Text segment:
========================================================================
Right? How is video decoding not an optimized chip level operation on modern systems? It’s network traffic and video decoding… it shouldn’t required an i9 going full bore.


There's two components to a Zoom call:

- Encoding: your own camera input.

- Decoding: decoding multiple streams of video.

Your CPU needs to do work on each on these, and depending on what codecs are used (and whether your CPU supports it) hardware acceleration may or may not be supported.


For sure, appreciate the break out.

I am just shocked that as big as Zoom is, they don’t have an optimized client for MacBooks. I suppose the market is still far smaller than PC based systems… but come on, Zoom at el have the resources.


We Linux users get crushed by zoom, meet, teams, etc. as well. They’re all based on WebRTC and electron/chromium. We don’t get hardware decoding or encoding because Google doesn’t even want to attempt to support it. There are PRs for chromium going back 10 years.

I’m surprised WebRTC wouldn’t be hardware accelerated on macOS, especially considering the great lengths Apple has gone to to hide the hardware differences of the various machines behind CoreVideo, VideoToolbox, and AVFoundation.

Edit - For macOS, it may come down to the fact that WebRTC, being a Google project, prefers to use the VP9 codec. It doesn’t look like Apple enables the use of hardware accelerated VP9.


Thanks for sharing the specifics of the codecs in play. Definitely odd that something so prevalent isn’t accelerated.
========================================================================
What to do:
1 – From the thread on video call CPU usage, set down the passage starting with "Your CPU needs" and going on through "the break out.", without changing a word.
2 – According to the thread on video call CPU usage, which codec does WebRTC prefer to use?
========================================================================
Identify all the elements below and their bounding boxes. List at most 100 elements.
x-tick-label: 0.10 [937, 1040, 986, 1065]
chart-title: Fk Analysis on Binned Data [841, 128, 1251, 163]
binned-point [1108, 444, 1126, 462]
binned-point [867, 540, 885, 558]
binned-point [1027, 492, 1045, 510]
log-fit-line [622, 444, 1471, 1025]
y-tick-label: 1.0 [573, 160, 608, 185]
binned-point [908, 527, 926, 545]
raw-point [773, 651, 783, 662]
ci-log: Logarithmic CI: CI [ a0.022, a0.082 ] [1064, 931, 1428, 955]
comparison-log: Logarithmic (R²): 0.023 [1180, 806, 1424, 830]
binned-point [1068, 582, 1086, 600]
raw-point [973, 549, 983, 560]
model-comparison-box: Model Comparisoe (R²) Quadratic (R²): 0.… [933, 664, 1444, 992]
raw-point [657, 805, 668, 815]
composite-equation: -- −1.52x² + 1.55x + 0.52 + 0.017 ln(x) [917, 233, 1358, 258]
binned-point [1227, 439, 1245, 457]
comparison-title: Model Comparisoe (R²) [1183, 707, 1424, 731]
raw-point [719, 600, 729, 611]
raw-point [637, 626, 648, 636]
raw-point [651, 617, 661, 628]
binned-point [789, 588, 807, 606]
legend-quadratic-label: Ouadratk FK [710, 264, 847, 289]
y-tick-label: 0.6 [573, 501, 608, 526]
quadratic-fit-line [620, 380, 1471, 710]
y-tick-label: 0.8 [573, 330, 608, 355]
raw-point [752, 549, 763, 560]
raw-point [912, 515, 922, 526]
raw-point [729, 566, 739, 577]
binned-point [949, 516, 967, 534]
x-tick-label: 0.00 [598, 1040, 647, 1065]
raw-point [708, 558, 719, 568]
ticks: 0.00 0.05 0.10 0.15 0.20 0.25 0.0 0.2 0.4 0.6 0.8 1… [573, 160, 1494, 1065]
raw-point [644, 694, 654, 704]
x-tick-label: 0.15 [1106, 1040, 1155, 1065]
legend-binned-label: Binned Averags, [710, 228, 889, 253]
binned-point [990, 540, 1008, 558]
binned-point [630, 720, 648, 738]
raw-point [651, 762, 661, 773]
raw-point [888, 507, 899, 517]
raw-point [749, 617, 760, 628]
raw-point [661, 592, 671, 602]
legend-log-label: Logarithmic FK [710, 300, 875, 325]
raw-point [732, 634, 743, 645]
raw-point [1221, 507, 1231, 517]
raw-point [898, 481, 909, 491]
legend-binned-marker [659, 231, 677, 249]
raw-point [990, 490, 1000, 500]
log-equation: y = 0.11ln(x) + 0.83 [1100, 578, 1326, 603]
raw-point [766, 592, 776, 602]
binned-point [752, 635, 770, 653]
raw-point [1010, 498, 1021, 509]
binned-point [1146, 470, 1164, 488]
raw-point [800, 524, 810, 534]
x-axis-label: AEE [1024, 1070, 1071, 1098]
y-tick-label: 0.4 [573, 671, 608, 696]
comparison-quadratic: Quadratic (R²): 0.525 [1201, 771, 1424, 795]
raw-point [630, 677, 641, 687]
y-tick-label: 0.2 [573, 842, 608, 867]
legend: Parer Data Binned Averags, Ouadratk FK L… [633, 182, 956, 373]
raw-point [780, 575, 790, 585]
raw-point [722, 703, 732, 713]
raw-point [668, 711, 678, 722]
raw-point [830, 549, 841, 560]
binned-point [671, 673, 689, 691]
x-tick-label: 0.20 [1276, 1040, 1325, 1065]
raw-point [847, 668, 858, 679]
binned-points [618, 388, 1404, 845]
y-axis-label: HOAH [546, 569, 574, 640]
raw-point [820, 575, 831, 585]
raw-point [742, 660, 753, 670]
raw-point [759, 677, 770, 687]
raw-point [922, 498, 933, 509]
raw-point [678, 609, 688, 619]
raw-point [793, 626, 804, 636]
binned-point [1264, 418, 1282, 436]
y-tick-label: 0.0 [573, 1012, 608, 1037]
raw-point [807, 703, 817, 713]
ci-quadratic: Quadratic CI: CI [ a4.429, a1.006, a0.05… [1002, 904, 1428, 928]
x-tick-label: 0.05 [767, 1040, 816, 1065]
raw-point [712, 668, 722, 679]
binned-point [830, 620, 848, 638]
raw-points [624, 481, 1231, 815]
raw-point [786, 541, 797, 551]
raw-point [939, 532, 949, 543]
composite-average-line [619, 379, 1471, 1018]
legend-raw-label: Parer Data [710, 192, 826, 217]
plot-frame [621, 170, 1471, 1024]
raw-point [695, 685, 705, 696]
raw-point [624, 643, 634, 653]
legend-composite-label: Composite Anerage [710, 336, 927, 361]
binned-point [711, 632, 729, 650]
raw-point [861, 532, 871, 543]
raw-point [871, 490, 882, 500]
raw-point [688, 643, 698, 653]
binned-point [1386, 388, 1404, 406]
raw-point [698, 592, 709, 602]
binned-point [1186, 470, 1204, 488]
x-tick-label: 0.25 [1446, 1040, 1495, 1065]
========================================================================
Solutions for each task:
1 –
Your CPU needs to do work on each on these, and depending on what codecs are used (and whether your CPU supports it) hardware acceleration may or may not be supported.


For sure, appreciate the break out.

2 – WebRTC prefers the VP9 codec.